------ Supplied data ------
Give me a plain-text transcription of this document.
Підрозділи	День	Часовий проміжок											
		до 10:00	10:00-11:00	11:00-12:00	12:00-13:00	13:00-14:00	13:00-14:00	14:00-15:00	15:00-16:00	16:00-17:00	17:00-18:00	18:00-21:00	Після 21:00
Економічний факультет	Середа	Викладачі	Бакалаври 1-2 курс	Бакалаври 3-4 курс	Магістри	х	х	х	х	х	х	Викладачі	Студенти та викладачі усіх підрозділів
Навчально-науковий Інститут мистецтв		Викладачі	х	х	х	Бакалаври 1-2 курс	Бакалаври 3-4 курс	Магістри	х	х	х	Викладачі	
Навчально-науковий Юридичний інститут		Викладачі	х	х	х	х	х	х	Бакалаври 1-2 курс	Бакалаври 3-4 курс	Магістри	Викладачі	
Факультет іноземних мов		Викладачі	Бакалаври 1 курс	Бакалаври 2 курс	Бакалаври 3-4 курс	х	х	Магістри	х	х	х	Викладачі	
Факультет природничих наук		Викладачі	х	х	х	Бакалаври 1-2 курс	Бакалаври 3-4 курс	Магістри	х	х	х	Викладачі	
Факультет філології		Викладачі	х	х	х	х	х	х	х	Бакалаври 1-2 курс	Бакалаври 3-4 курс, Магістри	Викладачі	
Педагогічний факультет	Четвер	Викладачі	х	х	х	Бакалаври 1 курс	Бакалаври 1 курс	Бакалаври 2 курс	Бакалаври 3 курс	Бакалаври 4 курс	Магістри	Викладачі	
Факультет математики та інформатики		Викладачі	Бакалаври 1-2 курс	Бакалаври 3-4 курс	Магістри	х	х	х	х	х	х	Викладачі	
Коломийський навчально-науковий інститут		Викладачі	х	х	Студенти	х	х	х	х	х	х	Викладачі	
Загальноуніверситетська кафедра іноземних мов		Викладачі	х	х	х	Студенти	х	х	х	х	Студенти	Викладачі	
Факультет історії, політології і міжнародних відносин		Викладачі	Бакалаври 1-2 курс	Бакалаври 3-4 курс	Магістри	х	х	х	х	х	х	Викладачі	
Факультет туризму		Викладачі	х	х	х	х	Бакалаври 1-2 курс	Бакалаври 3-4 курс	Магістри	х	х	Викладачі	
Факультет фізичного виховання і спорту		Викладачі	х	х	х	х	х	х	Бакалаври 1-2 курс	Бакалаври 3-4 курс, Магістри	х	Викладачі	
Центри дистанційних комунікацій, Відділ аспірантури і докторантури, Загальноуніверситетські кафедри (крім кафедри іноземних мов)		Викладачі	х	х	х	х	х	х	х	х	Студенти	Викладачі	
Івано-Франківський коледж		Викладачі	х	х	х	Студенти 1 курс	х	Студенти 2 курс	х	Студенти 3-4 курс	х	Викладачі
------
Exercise prompt: Every record should be given again exactly.

Answer in full:
Give me a plain-text transcription of this document.
Підрозділи	День	Часовий проміжок											
		до 10:00	10:00-11:00	11:00-12:00	12:00-13:00	13:00-14:00	13:00-14:00	14:00-15:00	15:00-16:00	16:00-17:00	17:00-18:00	18:00-21:00	Після 21:00
Економічний факультет	Середа	Викладачі	Бакалаври 1-2 курс	Бакалаври 3-4 курс	Магістри	х	х	х	х	х	х	Викладачі	Студенти та викладачі усіх підрозділів
Навчально-науковий Інститут мистецтв		Викладачі	х	х	х	Бакалаври 1-2 курс	Бакалаври 3-4 курс	Магістри	х	х	х	Викладачі	
Навчально-науковий Юридичний інститут		Викладачі	х	х	х	х	х	х	Бакалаври 1-2 курс	Бакалаври 3-4 курс	Магістри	Викладачі	
Факультет іноземних мов		Викладачі	Бакалаври 1 курс	Бакалаври 2 курс	Бакалаври 3-4 курс	х	х	Магістри	х	х	х	Викладачі	
Факультет природничих наук		Викладачі	х	х	х	Бакалаври 1-2 курс	Бакалаври 3-4 курс	Магістри	х	х	х	Викладачі	
Факультет філології		Викладачі	х	х	х	х	х	х	х	Бакалаври 1-2 курс	Бакалаври 3-4 курс, Магістри	Викладачі	
Педагогічний факультет	Четвер	Викладачі	х	х	х	Бакалаври 1 курс	Бакалаври 1 курс	Бакалаври 2 курс	Бакалаври 3 курс	Бакалаври 4 курс	Магістри	Викладачі	
Факультет математики та інформатики		Викладачі	Бакалаври 1-2 курс	Бакалаври 3-4 курс	Магістри	х	х	х	х	х	х	Викладачі	
Коломийський навчально-науковий інститут		Викладачі	х	х	Студенти	х	х	х	х	х	х	Викладачі	
Загальноуніверситетська кафедра іноземних мов		Викладачі	х	х	х	Студенти	х	х	х	х	Студенти	Викладачі	
Факультет історії, політології і міжнародних відносин		Викладачі	Бакалаври 1-2 курс	Бакалаври 3-4 курс	Магістри	х	х	х	х	х	х	Викладачі	
Факультет туризму		Викладачі	х	х	х	х	Бакалаври 1-2 курс	Бакалаври 3-4 курс	Магістри	х	х	Викладачі	
Факультет фізичного виховання і спорту		Викладачі	х	х	х	х	х	х	Бакалаври 1-2 курс	Бакалаври 3-4 курс, Магістри	х	Викладачі	
Центри дистанційних комунікацій, Відділ аспірантури і докторантури, Загальноуніверситетські кафедри (крім кафедри іноземних мов)		Викладачі	х	х	х	х	х	х	х	х	Студенти	Викладачі	
Івано-Франківський коледж		Викладачі	х	х	х	Студенти 1 курс	х	Студенти 2 курс	х	Студенти 3-4 курс	х	Викладачі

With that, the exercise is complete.